# Supplied material start

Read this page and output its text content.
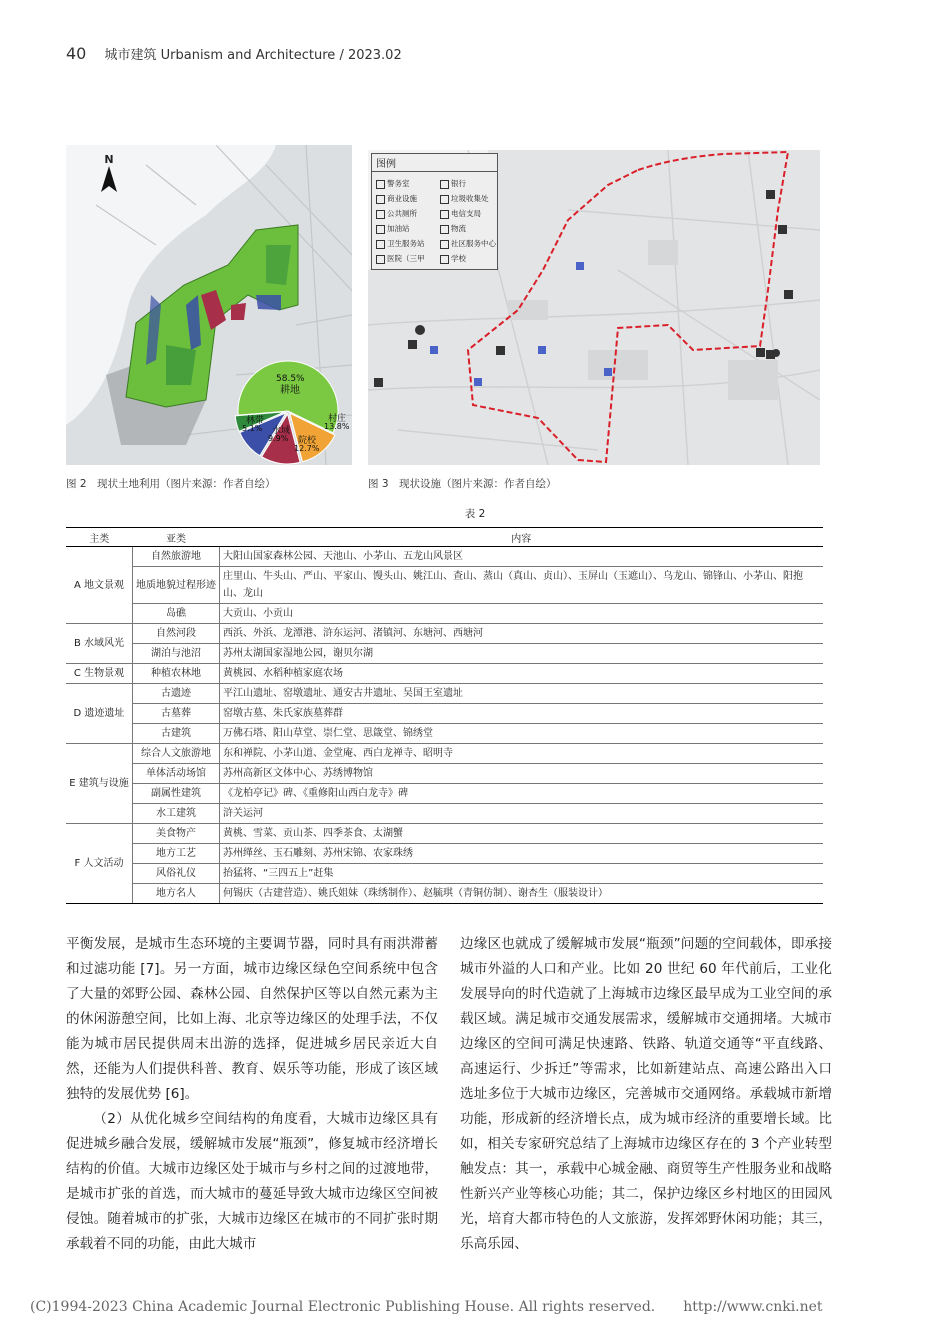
40 城市建筑 Urbanism and Architecture / 2023.02
N
58.5%
耕地
13.8%
村庄
12.7%
院校
9.9%
水域
5.1%
林带
图 2　现状土地利用（图片来源：作者自绘）
图例
警务室
商业设施
公共厕所
加油站
卫生服务站
医院（三甲
银行
垃圾收集处
电信支局
物流
社区服务中心
学校
图 3　现状设施（图片来源：作者自绘）
表 2
主类	亚类	内容
A 地文景观	自然旅游地	大阳山国家森林公园、天池山、小茅山、五龙山风景区
	地质地貌过程形迹	庄里山、牛头山、严山、平家山、馒头山、姚江山、查山、蒸山（真山、贞山）、玉屏山（玉遮山）、乌龙山、锦锋山、小茅山、阳抱山、龙山
	岛礁	大贡山、小贡山
B 水域风光	自然河段	西浜、外浜、龙潭港、浒东运河、渚镇河、东塘河、西塘河
	湖泊与池沼	苏州太湖国家湿地公园，谢贝尔湖
C 生物景观	种植农林地	黄桃园、水稻种植家庭农场
D 遗迹遗址	古遗迹	平江山遗址、窑墩遗址、通安古井遗址、吴国王室遗址
	古墓葬	窑墩古墓、朱氏家族墓葬群
	古建筑	万佛石塔、阳山草堂、崇仁堂、思箴堂、锦绣堂
E 建筑与设施	综合人文旅游地	东和禅院、小茅山道、金堂庵、西白龙禅寺、昭明寺
	单体活动场馆	苏州高新区文体中心、苏绣博物馆
	副属性建筑	《龙柏亭记》碑、《重修阳山西白龙寺》碑
	水工建筑	浒关运河
F 人文活动	美食物产	黄桃、雪菜、贡山茶、四季茶食、太湖蟹
	地方工艺	苏州缂丝、玉石雕刻、苏州宋锦、农家珠绣
	风俗礼仪	抬猛将、“三四五上”赶集
	地方名人	何锡庆（古建营造）、姚氏姐妹（珠绣制作）、赵毓琪（青铜仿制）、谢杏生（服装设计）

平衡发展，是城市生态环境的主要调节器，同时具有雨洪滞蓄和过滤功能 [7]。另一方面，城市边缘区绿色空间系统中包含了大量的郊野公园、森林公园、自然保护区等以自然元素为主的休闲游憩空间，比如上海、北京等边缘区的处理手法，不仅能为城市居民提供周末出游的选择，促进城乡居民亲近大自然，还能为人们提供科普、教育、娱乐等功能，形成了该区域独特的发展优势 [6]。

（2）从优化城乡空间结构的角度看，大城市边缘区具有促进城乡融合发展，缓解城市发展“瓶颈”，修复城市经济增长结构的价值。大城市边缘区处于城市与乡村之间的过渡地带，是城市扩张的首选，而大城市的蔓延导致大城市边缘区空间被侵蚀。随着城市的扩张，大城市边缘区在城市的不同扩张时期承载着不同的功能，由此大城市

边缘区也就成了缓解城市发展“瓶颈”问题的空间载体，即承接城市外溢的人口和产业。比如 20 世纪 60 年代前后，工业化发展导向的时代造就了上海城市边缘区最早成为工业空间的承载区域。满足城市交通发展需求，缓解城市交通拥堵。大城市边缘区的空间可满足快速路、铁路、轨道交通等“平直线路、高速运行、少拆迁”等需求，比如新建站点、高速公路出入口选址多位于大城市边缘区，完善城市交通网络。承载城市新增功能，形成新的经济增长点，成为城市经济的重要增长域。比如，相关专家研究总结了上海城市边缘区存在的 3 个产业转型触发点：其一，承载中心城金融、商贸等生产性服务业和战略性新兴产业等核心功能；其二，保护边缘区乡村地区的田园风光，培育大都市特色的人文旅游，发挥郊野休闲功能；其三，乐高乐园、

(C)1994-2023 China Academic Journal Electronic Publishing House. All rights reserved.　　http://www.cnki.net
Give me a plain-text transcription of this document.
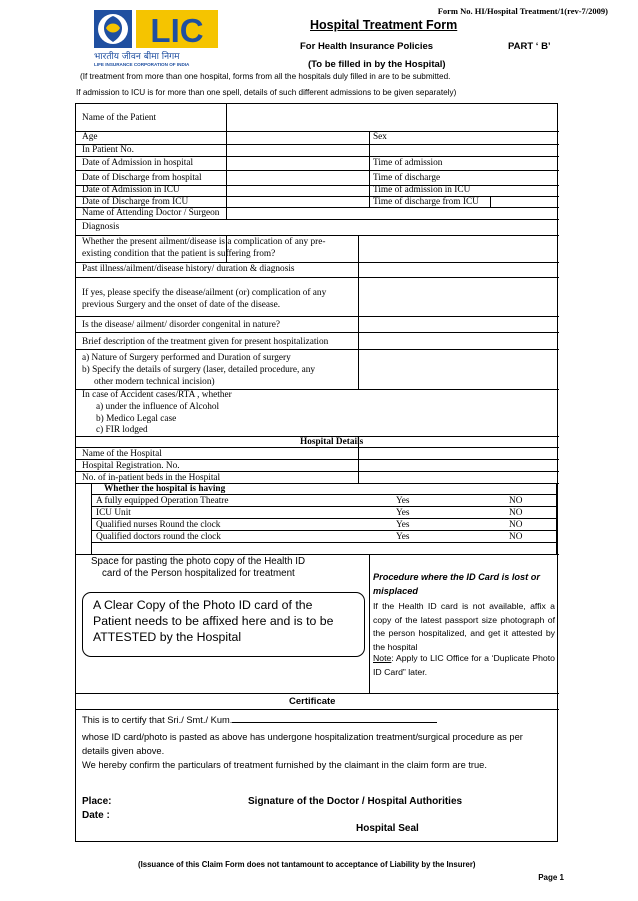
Form No. HI/Hospital Treatment/1(rev-7/2009)
LIC
भारतीय जीवन बीमा निगम
LIFE INSURANCE CORPORATION OF INDIA
Hospital Treatment Form
For Health Insurance Policies	PART ‘ B’
(To be filled in by the Hospital)
(If treatment from more than one hospital, forms from all the hospitals duly filled in are to be submitted.
If admission to ICU is for more than one spell, details of such different admissions to be given separately)
Name of the Patient
Age	Sex
In Patient No.
Date of Admission in hospital	Time of admission
Date of Discharge from hospital	Time of discharge
Date of Admission in ICU	Time of admission in ICU
Date of Discharge from ICU	Time of discharge from ICU
Name of Attending Doctor / Surgeon
Diagnosis
Whether the present ailment/disease is a complication of any pre-
existing condition that the patient is suffering from?
Past illness/ailment/disease history/ duration & diagnosis
If yes, please specify the disease/ailment (or) complication of any
previous Surgery and the onset of date of the disease.
Is the disease/ ailment/ disorder congenital in nature?
Brief description of the treatment given for present hospitalization
a) Nature of Surgery performed and Duration of surgery
b) Specify the details of surgery (laser, detailed procedure, any
other modern technical incision)
In case of Accident cases/RTA , whether
a) under the influence of Alcohol
b) Medico Legal case
c) FIR lodged
Hospital Details
Name of the Hospital
Hospital Registration. No.
No. of in-patient beds in the Hospital
Whether the hospital is having
A fully equipped Operation Theatre	Yes	NO
ICU Unit	Yes	NO
Qualified nurses Round the clock	Yes	NO
Qualified doctors round the clock	Yes	NO
Space for pasting the photo copy of the Health ID
card of the Person hospitalized for treatment	Procedure where the ID Card is lost or misplaced
If the Health ID card is not available, affix a copy of the latest passport size photograph of the person hospitalized, and get it attested by the hospital
Note: Apply to LIC Office for a ‘Duplicate Photo ID Card” later.
Certificate
This is to certify that Sri./ Smt./ Kum.
whose ID card/photo is pasted as above has undergone hospitalization treatment/surgical procedure as per details given above.
We hereby confirm the particulars of treatment furnished by the claimant in the claim form are true.
Place:
Date :
Signature of the Doctor / Hospital Authorities
Hospital Seal
A Clear Copy of the Photo ID card of the Patient needs to be affixed here and is to be ATTESTED by the Hospital
(Issuance of this Claim Form does not tantamount to acceptance of Liability by the Insurer)
Page 1
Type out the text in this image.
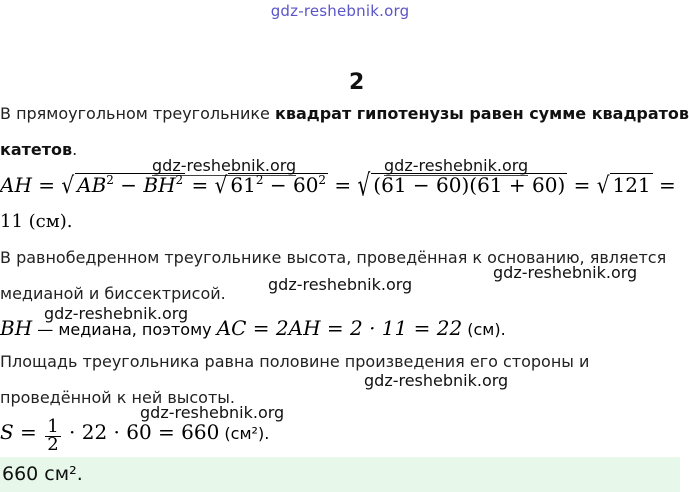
gdz-reshebnik.org
2
В прямоугольном треугольнике квадрат гипотенузы равен сумме квадратов
катетов.
gdz-reshebnik.org	gdz-reshebnik.org
AH = √ $AB^2 - BH^2$ = √ $61^2 - 60^2$ = √ (61 − 60)(61 + 60) = √ 121 =
11 (см).
В равнобедренном треугольнике высота, проведённая к основанию, является
gdz-reshebnik.org
gdz-reshebnik.org
медианой и биссектрисой.
gdz-reshebnik.org
BH — медиана, поэтому AC = 2AH = 2 · 11 = 22 (см).
Площадь треугольника равна половине произведения его стороны и
gdz-reshebnik.org
проведённой к ней высоты.
gdz-reshebnik.org
$S = \frac{1}{2} \cdot 22 \cdot 60 = 660$ (см²).
660 см².
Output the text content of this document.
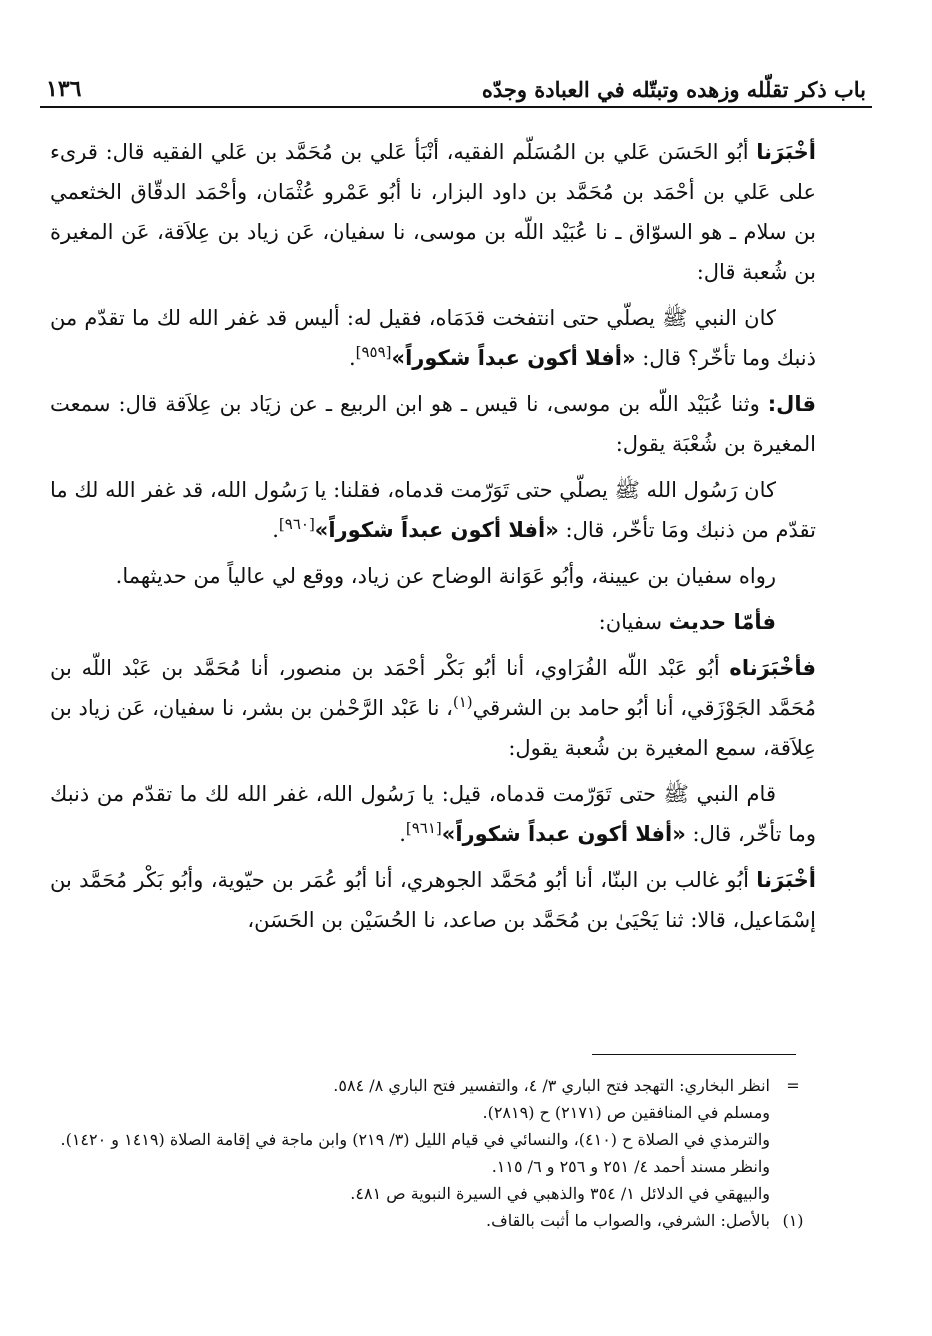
باب ذكر تقلّله وزهده وتبتّله في العبادة وجدّه
١٣٦

أخْبَرَنا أبُو الحَسَن عَلي بن المُسَلّم الفقيه، أنْبَأ عَلي بن مُحَمَّد بن عَلي الفقيه قال: قرىء على عَلي بن أحْمَد بن مُحَمَّد بن داود البزار، نا أبُو عَمْرو عُثْمَان، وأحْمَد الدقّاق الخثعمي بن سلام ـ هو السوّاق ـ نا عُبَيْد اللّه بن موسى، نا سفيان، عَن زياد بن عِلاَقة، عَن المغيرة بن شُعبة قال:

كان النبي ﷺ يصلّي حتى انتفخت قدَمَاه، فقيل له: أليس قد غفر الله لك ما تقدّم من ذنبك وما تأخّر؟ قال: «أفلا أكون عبداً شكوراً»[٩٥٩].

قال: وثنا عُبَيْد اللّه بن موسى، نا قيس ـ هو ابن الربيع ـ عن زيَاد بن عِلاَقة قال: سمعت المغيرة بن شُعْبَة يقول:

كان رَسُول الله ﷺ يصلّي حتى تَوَرّمت قدماه، فقلنا: يا رَسُول الله، قد غفر الله لك ما تقدّم من ذنبك ومَا تأخّر، قال: «أفلا أكون عبداً شكوراً»[٩٦٠].

رواه سفيان بن عيينة، وأبُو عَوَانة الوضاح عن زياد، ووقع لي عالياً من حديثهما.

فأمّا حديث سفيان:

فأخْبَرَناه أبُو عَبْد اللّه الفُرَاوي، أنا أبُو بَكْر أحْمَد بن منصور، أنا مُحَمَّد بن عَبْد اللّه بن مُحَمَّد الجَوْزَقي، أنا أبُو حامد بن الشرقي$^{(١)}$، نا عَبْد الرَّحْمٰن بن بشر، نا سفيان، عَن زياد بن عِلاَقة، سمع المغيرة بن شُعبة يقول:

قام النبي ﷺ حتى تَوَرّمت قدماه، قيل: يا رَسُول الله، غفر الله لك ما تقدّم من ذنبك وما تأخّر، قال: «أفلا أكون عبداً شكوراً»[٩٦١].

أخْبَرَنا أبُو غالب بن البنّا، أنا أبُو مُحَمَّد الجوهري، أنا أبُو عُمَر بن حيّوية، وأبُو بَكْر مُحَمَّد بن إسْمَاعيل، قالا: ثنا يَحْيَىٰ بن مُحَمَّد بن صاعد، نا الحُسَيْن بن الحَسَن،

=
انظر البخاري: التهجد فتح الباري ٣/ ٤، والتفسير فتح الباري ٨/ ٥٨٤.
ومسلم في المنافقين ص (٢١٧١) ح (٢٨١٩).
والترمذي في الصلاة ح (٤١٠)، والنسائي في قيام الليل (٣/ ٢١٩) وابن ماجة في إقامة الصلاة (١٤١٩ و ١٤٢٠).
وانظر مسند أحمد ٤/ ٢٥١ و ٢٥٦ و ٦/ ١١٥.
والبيهقي في الدلائل ١/ ٣٥٤ والذهبي في السيرة النبوية ص ٤٨١.
(١)
بالأصل: الشرفي، والصواب ما أثبت بالقاف.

# Supplied material end

* [Work required] Copy out every line from the records that has the word "case".

* [Output of the task]
In case of Accident cases/RTA , whether
b) Medico Legal case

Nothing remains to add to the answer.